Data excerpts:
====
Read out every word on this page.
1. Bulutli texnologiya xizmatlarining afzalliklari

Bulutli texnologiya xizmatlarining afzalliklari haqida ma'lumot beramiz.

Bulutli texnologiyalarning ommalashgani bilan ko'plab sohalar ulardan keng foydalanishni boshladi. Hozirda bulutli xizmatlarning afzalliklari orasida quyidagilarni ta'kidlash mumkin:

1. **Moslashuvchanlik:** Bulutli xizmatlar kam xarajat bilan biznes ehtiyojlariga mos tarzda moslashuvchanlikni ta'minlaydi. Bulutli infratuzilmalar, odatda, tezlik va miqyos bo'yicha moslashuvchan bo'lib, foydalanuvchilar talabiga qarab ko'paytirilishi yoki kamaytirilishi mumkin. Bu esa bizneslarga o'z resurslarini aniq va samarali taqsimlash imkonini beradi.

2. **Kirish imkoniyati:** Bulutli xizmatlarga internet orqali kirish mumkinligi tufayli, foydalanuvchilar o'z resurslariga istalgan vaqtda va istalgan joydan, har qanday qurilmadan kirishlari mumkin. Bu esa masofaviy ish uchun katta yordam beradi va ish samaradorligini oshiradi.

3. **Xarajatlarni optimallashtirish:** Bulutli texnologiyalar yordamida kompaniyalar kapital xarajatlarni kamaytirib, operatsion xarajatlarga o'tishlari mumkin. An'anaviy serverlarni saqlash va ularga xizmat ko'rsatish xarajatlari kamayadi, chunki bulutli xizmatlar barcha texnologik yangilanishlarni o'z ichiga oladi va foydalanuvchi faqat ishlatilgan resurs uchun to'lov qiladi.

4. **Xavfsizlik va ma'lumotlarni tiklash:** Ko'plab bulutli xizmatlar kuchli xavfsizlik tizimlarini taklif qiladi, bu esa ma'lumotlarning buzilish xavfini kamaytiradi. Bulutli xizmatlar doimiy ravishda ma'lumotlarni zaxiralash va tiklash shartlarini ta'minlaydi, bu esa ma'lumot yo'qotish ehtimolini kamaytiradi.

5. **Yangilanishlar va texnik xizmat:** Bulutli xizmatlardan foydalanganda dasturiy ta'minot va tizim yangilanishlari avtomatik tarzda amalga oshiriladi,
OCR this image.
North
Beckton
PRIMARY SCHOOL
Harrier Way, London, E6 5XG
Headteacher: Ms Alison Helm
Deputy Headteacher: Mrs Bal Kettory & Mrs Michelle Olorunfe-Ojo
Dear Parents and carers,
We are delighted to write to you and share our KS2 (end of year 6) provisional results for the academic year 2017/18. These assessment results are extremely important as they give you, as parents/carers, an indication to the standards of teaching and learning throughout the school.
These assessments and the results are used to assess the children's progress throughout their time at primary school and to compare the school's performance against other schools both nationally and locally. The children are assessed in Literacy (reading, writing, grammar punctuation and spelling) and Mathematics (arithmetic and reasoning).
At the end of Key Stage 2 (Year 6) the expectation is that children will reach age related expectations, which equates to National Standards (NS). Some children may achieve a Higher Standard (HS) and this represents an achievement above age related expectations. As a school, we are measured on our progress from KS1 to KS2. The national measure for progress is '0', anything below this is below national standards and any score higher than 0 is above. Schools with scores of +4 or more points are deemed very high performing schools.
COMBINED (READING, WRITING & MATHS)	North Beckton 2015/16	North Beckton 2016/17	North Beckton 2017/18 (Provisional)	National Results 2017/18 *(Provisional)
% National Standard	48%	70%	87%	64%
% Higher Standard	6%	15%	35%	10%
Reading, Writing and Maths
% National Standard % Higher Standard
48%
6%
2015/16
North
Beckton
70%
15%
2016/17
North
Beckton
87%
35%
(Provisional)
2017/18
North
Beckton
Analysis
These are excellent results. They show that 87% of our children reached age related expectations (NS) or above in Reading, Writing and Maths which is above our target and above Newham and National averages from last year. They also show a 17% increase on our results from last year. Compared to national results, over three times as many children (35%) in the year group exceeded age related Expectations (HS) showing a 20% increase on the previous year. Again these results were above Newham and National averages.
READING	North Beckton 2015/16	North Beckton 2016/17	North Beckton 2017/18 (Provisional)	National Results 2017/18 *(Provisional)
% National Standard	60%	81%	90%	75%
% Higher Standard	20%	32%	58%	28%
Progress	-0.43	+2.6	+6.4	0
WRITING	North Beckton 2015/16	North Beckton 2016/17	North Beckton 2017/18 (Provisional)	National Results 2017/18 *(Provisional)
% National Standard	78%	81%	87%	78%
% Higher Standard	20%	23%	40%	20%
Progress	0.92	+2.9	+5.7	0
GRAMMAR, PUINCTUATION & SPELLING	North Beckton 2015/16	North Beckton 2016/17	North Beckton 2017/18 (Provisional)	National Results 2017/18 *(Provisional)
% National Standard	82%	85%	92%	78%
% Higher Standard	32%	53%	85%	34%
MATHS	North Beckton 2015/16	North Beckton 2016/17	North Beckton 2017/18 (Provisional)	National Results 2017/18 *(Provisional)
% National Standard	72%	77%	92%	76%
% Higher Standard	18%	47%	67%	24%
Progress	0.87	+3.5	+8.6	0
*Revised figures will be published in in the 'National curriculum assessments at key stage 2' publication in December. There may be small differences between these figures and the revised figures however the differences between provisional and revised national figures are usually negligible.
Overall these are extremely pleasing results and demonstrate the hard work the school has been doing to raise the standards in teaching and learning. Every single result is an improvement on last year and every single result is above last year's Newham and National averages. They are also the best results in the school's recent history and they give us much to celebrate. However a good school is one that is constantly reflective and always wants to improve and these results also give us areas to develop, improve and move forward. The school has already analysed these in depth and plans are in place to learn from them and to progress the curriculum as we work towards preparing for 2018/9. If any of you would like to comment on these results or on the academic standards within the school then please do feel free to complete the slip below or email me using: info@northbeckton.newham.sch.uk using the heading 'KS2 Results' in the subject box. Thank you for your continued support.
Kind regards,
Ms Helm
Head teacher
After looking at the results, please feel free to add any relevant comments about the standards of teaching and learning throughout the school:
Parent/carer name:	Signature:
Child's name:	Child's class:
====
- _Given exercise_: Output the listing above word for word.

- _Final result_:
Read out every word on this page.
1. Bulutli texnologiya xizmatlarining afzalliklari

Bulutli texnologiya xizmatlarining afzalliklari haqida ma'lumot beramiz.

Bulutli texnologiyalarning ommalashgani bilan ko'plab sohalar ulardan keng foydalanishni boshladi. Hozirda bulutli xizmatlarning afzalliklari orasida quyidagilarni ta'kidlash mumkin:

1. **Moslashuvchanlik:** Bulutli xizmatlar kam xarajat bilan biznes ehtiyojlariga mos tarzda moslashuvchanlikni ta'minlaydi. Bulutli infratuzilmalar, odatda, tezlik va miqyos bo'yicha moslashuvchan bo'lib, foydalanuvchilar talabiga qarab ko'paytirilishi yoki kamaytirilishi mumkin. Bu esa bizneslarga o'z resurslarini aniq va samarali taqsimlash imkonini beradi.

2. **Kirish imkoniyati:** Bulutli xizmatlarga internet orqali kirish mumkinligi tufayli, foydalanuvchilar o'z resurslariga istalgan vaqtda va istalgan joydan, har qanday qurilmadan kirishlari mumkin. Bu esa masofaviy ish uchun katta yordam beradi va ish samaradorligini oshiradi.

3. **Xarajatlarni optimallashtirish:** Bulutli texnologiyalar yordamida kompaniyalar kapital xarajatlarni kamaytirib, operatsion xarajatlarga o'tishlari mumkin. An'anaviy serverlarni saqlash va ularga xizmat ko'rsatish xarajatlari kamayadi, chunki bulutli xizmatlar barcha texnologik yangilanishlarni o'z ichiga oladi va foydalanuvchi faqat ishlatilgan resurs uchun to'lov qiladi.

4. **Xavfsizlik va ma'lumotlarni tiklash:** Ko'plab bulutli xizmatlar kuchli xavfsizlik tizimlarini taklif qiladi, bu esa ma'lumotlarning buzilish xavfini kamaytiradi. Bulutli xizmatlar doimiy ravishda ma'lumotlarni zaxiralash va tiklash shartlarini ta'minlaydi, bu esa ma'lumot yo'qotish ehtimolini kamaytiradi.

5. **Yangilanishlar va texnik xizmat:** Bulutli xizmatlardan foydalanganda dasturiy ta'minot va tizim yangilanishlari avtomatik tarzda amalga oshiriladi,
OCR this image.
North
Beckton
PRIMARY SCHOOL
Harrier Way, London, E6 5XG
Headteacher: Ms Alison Helm
Deputy Headteacher: Mrs Bal Kettory & Mrs Michelle Olorunfe-Ojo
Dear Parents and carers,
We are delighted to write to you and share our KS2 (end of year 6) provisional results for the academic year 2017/18. These assessment results are extremely important as they give you, as parents/carers, an indication to the standards of teaching and learning throughout the school.
These assessments and the results are used to assess the children's progress throughout their time at primary school and to compare the school's performance against other schools both nationally and locally. The children are assessed in Literacy (reading, writing, grammar punctuation and spelling) and Mathematics (arithmetic and reasoning).
At the end of Key Stage 2 (Year 6) the expectation is that children will reach age related expectations, which equates to National Standards (NS). Some children may achieve a Higher Standard (HS) and this represents an achievement above age related expectations. As a school, we are measured on our progress from KS1 to KS2. The national measure for progress is '0', anything below this is below national standards and any score higher than 0 is above. Schools with scores of +4 or more points are deemed very high performing schools.
COMBINED (READING, WRITING & MATHS)	North Beckton 2015/16	North Beckton 2016/17	North Beckton 2017/18 (Provisional)	National Results 2017/18 *(Provisional)
% National Standard	48%	70%	87%	64%
% Higher Standard	6%	15%	35%	10%
Reading, Writing and Maths
% National Standard % Higher Standard
48%
6%
2015/16
North
Beckton
70%
15%
2016/17
North
Beckton
87%
35%
(Provisional)
2017/18
North
Beckton
Analysis
These are excellent results. They show that 87% of our children reached age related expectations (NS) or above in Reading, Writing and Maths which is above our target and above Newham and National averages from last year. They also show a 17% increase on our results from last year. Compared to national results, over three times as many children (35%) in the year group exceeded age related Expectations (HS) showing a 20% increase on the previous year. Again these results were above Newham and National averages.
READING	North Beckton 2015/16	North Beckton 2016/17	North Beckton 2017/18 (Provisional)	National Results 2017/18 *(Provisional)
% National Standard	60%	81%	90%	75%
% Higher Standard	20%	32%	58%	28%
Progress	-0.43	+2.6	+6.4	0
WRITING	North Beckton 2015/16	North Beckton 2016/17	North Beckton 2017/18 (Provisional)	National Results 2017/18 *(Provisional)
% National Standard	78%	81%	87%	78%
% Higher Standard	20%	23%	40%	20%
Progress	0.92	+2.9	+5.7	0
GRAMMAR, PUINCTUATION & SPELLING	North Beckton 2015/16	North Beckton 2016/17	North Beckton 2017/18 (Provisional)	National Results 2017/18 *(Provisional)
% National Standard	82%	85%	92%	78%
% Higher Standard	32%	53%	85%	34%
MATHS	North Beckton 2015/16	North Beckton 2016/17	North Beckton 2017/18 (Provisional)	National Results 2017/18 *(Provisional)
% National Standard	72%	77%	92%	76%
% Higher Standard	18%	47%	67%	24%
Progress	0.87	+3.5	+8.6	0
*Revised figures will be published in in the 'National curriculum assessments at key stage 2' publication in December. There may be small differences between these figures and the revised figures however the differences between provisional and revised national figures are usually negligible.
Overall these are extremely pleasing results and demonstrate the hard work the school has been doing to raise the standards in teaching and learning. Every single result is an improvement on last year and every single result is above last year's Newham and National averages. They are also the best results in the school's recent history and they give us much to celebrate. However a good school is one that is constantly reflective and always wants to improve and these results also give us areas to develop, improve and move forward. The school has already analysed these in depth and plans are in place to learn from them and to progress the curriculum as we work towards preparing for 2018/9. If any of you would like to comment on these results or on the academic standards within the school then please do feel free to complete the slip below or email me using: info@northbeckton.newham.sch.uk using the heading 'KS2 Results' in the subject box. Thank you for your continued support.
Kind regards,
Ms Helm
Head teacher
After looking at the results, please feel free to add any relevant comments about the standards of teaching and learning throughout the school:
Parent/carer name:	Signature:
Child's name:	Child's class:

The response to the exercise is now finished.